[BEGIN Material shown]

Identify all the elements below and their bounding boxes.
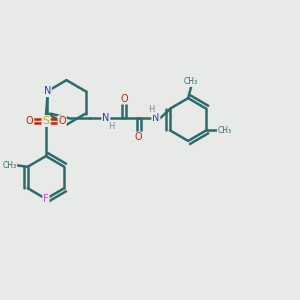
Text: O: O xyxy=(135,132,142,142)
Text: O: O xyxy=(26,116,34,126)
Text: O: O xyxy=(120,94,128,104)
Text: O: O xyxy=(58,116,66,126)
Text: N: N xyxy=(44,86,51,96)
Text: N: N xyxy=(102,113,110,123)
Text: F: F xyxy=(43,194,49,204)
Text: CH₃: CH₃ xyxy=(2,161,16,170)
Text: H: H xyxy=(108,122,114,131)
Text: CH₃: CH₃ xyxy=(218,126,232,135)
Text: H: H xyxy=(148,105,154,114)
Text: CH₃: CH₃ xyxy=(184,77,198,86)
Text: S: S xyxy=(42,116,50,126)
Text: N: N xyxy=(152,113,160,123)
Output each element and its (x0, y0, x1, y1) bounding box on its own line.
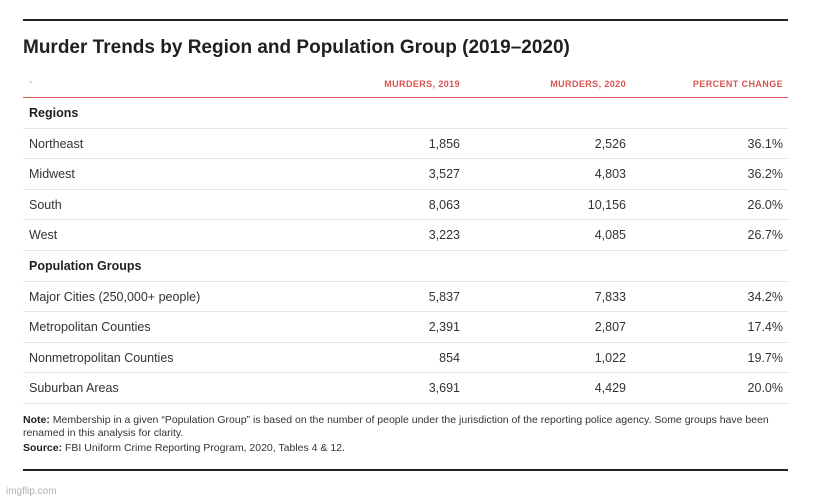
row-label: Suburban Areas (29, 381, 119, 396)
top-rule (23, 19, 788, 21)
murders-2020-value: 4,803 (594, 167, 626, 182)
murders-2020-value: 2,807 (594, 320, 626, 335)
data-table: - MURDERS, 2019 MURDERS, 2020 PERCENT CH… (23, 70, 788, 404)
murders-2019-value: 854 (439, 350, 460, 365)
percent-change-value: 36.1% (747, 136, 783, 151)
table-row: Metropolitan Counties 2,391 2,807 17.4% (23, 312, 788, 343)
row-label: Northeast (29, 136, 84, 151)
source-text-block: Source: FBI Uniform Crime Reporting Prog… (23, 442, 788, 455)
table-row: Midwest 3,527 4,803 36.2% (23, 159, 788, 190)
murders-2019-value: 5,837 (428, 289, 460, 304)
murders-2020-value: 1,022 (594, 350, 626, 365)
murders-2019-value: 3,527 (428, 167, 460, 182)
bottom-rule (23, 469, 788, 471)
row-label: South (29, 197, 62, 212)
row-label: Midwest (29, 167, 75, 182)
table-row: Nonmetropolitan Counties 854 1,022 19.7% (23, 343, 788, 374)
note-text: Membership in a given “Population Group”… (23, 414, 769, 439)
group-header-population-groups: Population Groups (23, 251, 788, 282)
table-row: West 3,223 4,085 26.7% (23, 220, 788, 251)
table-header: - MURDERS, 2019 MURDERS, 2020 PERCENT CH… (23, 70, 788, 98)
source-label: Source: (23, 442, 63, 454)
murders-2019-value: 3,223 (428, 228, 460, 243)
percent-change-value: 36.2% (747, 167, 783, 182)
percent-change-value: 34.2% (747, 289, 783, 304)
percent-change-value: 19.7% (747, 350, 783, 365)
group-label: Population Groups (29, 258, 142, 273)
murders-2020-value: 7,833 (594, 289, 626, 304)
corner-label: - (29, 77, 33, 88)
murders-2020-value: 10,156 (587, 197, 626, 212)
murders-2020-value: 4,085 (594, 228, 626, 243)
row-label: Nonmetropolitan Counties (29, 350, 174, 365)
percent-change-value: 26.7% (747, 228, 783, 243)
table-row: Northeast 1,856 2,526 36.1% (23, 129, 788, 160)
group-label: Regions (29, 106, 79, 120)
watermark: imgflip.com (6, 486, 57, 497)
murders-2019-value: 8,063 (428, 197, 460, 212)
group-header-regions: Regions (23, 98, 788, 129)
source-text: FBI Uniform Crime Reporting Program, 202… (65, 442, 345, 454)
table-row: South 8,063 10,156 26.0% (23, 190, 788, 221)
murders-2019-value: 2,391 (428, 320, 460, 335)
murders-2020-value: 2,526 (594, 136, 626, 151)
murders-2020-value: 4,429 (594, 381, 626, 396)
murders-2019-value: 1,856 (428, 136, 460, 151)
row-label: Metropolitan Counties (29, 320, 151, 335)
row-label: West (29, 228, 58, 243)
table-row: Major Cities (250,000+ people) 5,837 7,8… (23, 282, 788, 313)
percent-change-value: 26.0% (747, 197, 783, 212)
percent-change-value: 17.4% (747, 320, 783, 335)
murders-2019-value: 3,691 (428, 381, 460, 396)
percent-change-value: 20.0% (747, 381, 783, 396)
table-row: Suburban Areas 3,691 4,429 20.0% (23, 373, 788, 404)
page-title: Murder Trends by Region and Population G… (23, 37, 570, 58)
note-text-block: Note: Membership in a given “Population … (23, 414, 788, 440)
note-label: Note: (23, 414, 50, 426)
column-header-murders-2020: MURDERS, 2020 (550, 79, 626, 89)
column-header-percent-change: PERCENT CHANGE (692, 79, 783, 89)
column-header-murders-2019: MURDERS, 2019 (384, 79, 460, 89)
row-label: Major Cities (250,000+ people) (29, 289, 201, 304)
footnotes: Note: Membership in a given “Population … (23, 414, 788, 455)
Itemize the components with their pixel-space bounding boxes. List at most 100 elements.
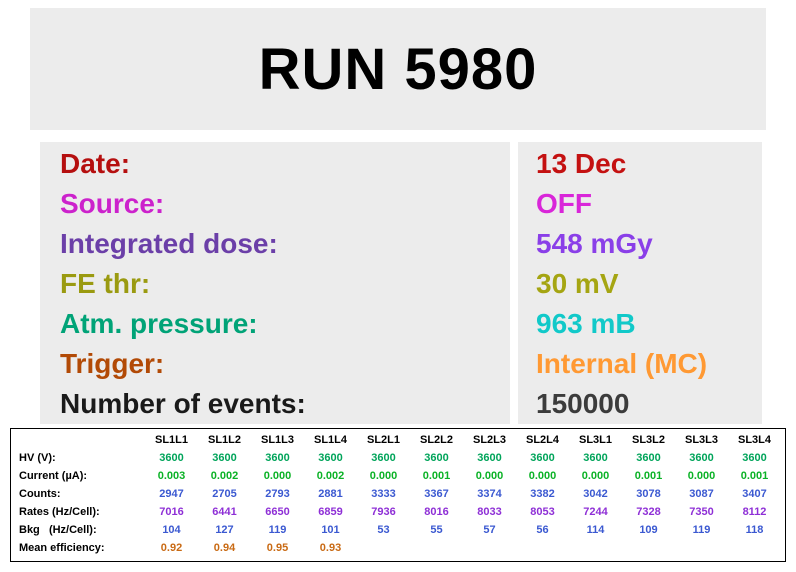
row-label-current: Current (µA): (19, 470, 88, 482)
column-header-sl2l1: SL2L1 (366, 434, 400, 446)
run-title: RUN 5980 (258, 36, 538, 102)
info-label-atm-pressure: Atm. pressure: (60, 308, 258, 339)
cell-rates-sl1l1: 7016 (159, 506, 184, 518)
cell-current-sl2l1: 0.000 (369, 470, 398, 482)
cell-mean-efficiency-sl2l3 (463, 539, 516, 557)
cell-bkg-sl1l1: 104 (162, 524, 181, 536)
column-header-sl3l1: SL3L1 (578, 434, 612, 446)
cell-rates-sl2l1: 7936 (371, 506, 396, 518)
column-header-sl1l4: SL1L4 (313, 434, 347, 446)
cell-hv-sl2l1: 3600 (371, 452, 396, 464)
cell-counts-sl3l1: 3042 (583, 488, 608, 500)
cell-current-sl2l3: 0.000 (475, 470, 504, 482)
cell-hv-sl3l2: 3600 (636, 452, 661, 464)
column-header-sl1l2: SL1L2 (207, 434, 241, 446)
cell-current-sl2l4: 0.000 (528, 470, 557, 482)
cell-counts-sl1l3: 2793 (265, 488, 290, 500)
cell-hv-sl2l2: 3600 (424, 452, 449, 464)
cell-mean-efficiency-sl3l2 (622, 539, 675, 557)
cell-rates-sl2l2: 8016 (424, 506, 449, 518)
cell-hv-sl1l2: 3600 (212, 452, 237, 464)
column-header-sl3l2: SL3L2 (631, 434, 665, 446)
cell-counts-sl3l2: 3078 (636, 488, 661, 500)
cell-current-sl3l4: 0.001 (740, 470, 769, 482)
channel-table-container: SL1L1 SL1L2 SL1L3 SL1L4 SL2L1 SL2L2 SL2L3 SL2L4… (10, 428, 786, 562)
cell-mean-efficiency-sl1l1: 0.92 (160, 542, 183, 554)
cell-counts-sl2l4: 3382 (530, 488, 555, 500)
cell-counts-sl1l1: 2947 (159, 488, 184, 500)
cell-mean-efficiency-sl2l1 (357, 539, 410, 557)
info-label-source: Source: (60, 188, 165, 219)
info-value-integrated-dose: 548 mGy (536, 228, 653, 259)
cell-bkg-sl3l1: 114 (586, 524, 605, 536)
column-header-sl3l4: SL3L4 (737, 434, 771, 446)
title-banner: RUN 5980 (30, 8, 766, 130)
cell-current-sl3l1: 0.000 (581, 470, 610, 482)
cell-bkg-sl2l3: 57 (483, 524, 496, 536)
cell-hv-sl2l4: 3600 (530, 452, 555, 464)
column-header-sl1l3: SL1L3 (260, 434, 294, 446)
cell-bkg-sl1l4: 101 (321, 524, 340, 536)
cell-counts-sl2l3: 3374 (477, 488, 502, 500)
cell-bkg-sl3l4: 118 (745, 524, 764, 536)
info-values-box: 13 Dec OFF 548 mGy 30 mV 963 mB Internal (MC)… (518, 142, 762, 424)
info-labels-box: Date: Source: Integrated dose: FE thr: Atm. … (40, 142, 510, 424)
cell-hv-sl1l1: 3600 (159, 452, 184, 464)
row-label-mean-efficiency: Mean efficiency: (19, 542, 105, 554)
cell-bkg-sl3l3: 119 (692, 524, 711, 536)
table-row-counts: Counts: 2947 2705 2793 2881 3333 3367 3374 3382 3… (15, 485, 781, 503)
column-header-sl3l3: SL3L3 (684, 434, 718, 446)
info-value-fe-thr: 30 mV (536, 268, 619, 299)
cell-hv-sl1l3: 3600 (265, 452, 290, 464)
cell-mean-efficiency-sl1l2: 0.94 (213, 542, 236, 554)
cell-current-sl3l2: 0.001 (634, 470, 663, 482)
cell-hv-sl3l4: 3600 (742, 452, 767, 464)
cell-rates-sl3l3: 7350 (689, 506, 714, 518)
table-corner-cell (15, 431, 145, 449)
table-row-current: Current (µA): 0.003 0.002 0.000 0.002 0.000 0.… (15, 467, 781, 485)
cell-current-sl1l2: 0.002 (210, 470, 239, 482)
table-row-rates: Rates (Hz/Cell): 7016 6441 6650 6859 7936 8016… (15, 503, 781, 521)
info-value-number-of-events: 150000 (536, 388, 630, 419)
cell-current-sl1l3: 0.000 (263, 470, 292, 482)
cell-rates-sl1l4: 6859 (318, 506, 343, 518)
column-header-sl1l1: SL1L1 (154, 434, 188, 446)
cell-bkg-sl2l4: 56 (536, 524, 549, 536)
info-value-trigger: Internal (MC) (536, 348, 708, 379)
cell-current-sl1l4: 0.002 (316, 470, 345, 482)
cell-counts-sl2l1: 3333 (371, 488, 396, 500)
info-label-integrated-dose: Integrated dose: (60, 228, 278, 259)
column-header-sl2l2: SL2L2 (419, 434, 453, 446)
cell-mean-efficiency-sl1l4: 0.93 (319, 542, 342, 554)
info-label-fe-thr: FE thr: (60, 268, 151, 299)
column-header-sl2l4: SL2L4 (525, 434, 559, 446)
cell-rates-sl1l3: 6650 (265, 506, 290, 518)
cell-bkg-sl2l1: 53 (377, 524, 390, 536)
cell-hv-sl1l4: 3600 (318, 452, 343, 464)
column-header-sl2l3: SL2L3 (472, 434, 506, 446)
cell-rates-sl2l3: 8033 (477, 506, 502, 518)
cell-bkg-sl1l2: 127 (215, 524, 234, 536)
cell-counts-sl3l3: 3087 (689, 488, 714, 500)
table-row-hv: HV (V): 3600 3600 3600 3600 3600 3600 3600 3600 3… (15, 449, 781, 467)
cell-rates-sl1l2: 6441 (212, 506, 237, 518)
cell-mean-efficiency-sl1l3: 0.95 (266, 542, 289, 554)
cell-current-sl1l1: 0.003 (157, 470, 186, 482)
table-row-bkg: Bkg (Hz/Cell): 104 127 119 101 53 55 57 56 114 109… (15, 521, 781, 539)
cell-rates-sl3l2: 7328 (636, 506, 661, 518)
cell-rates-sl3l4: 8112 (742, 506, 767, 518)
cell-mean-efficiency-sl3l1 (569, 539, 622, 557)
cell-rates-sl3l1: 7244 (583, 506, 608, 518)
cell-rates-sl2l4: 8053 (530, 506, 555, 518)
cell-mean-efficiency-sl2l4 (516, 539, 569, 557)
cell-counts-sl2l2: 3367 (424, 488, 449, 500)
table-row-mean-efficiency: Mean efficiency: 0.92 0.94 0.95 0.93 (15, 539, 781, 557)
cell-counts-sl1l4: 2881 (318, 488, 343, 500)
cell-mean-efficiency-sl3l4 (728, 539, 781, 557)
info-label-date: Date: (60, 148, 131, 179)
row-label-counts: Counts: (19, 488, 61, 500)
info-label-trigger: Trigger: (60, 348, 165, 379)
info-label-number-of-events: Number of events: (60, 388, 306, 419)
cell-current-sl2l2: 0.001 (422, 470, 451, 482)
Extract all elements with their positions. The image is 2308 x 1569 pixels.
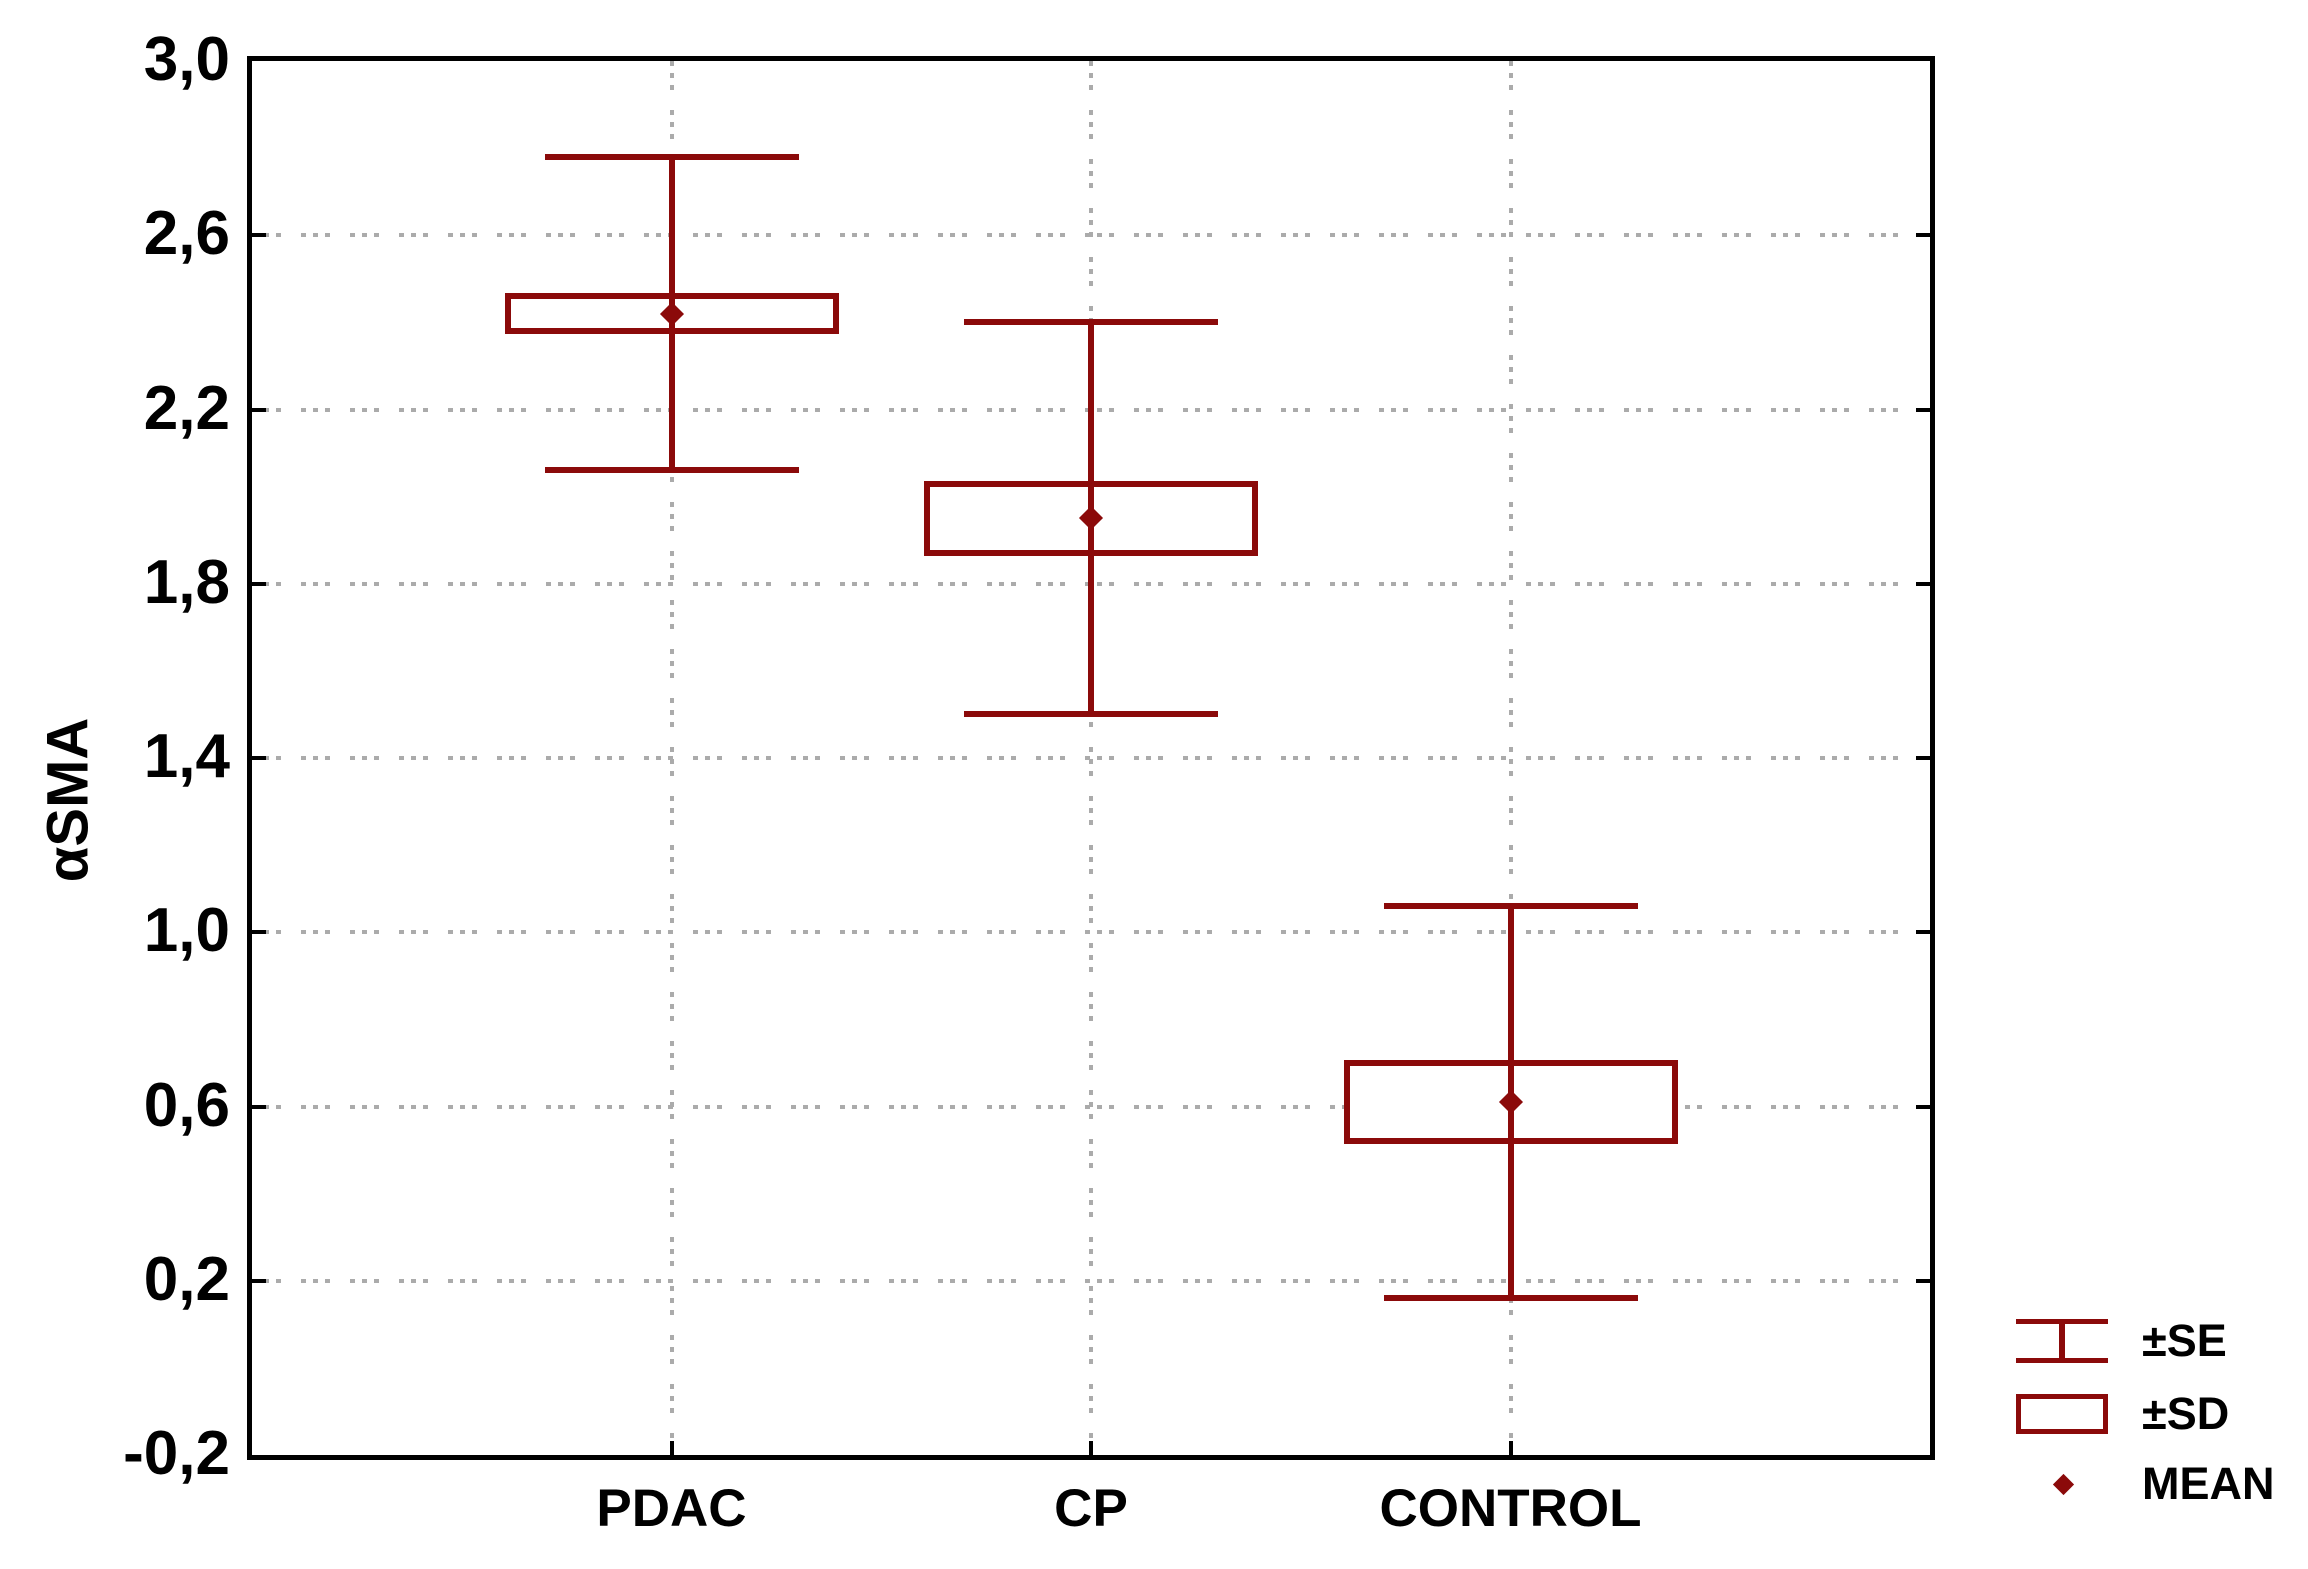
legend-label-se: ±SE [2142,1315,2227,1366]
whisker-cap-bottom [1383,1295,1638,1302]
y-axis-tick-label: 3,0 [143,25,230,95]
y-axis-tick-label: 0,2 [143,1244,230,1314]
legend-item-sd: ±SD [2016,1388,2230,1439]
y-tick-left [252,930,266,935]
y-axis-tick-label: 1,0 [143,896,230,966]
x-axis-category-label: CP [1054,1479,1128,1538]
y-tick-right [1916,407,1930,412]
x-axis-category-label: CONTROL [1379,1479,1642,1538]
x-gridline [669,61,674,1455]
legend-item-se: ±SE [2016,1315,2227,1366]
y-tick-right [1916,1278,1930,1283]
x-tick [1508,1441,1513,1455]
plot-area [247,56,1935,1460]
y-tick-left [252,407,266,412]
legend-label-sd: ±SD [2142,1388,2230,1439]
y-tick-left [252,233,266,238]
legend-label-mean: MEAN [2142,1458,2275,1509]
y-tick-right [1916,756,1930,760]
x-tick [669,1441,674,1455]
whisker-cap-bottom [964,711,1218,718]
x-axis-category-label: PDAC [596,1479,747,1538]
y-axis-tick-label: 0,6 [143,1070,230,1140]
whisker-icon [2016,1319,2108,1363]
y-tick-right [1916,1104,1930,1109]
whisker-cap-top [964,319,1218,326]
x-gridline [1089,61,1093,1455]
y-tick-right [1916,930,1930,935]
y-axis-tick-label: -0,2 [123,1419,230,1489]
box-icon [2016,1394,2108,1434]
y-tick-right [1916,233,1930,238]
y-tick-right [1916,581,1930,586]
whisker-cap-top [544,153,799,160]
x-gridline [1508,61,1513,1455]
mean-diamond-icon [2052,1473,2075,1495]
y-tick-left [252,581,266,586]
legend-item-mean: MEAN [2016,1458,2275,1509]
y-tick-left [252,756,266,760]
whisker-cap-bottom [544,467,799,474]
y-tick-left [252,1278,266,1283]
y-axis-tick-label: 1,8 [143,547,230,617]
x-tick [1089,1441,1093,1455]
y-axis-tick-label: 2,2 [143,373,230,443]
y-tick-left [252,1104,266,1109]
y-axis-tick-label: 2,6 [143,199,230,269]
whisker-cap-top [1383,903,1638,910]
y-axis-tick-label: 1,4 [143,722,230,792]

[END Material shown]

» What you need to do:
Convert the records from the line containing "Text: O: O xyxy=(135,132,142,142)" down to the line containing "Output each element", both included, into a numbered list, leaving out any blank lines.

» Task response:
1. Text: O: O xyxy=(135,132,142,142)
2. Text: O: O xyxy=(26,116,34,126)
3. Text: O: O xyxy=(120,94,128,104)
4. Text: O: O xyxy=(58,116,66,126)
5. Text: N: N xyxy=(44,86,51,96)
6. Text: N: N xyxy=(102,113,110,123)
7. Text: F: F xyxy=(43,194,49,204)
8. Text: CH₃: CH₃ xyxy=(2,161,16,170)
9. Text: H: H xyxy=(108,122,114,131)
10. Text: CH₃: CH₃ xyxy=(218,126,232,135)
11. Text: H: H xyxy=(148,105,154,114)
12. Text: CH₃: CH₃ xyxy=(184,77,198,86)
13. Text: S: S xyxy=(42,116,50,126)
14. Text: N: N xyxy=(152,113,160,123)
15. Output each element and its (x0, y0, x1, y1) bounding box on its own line.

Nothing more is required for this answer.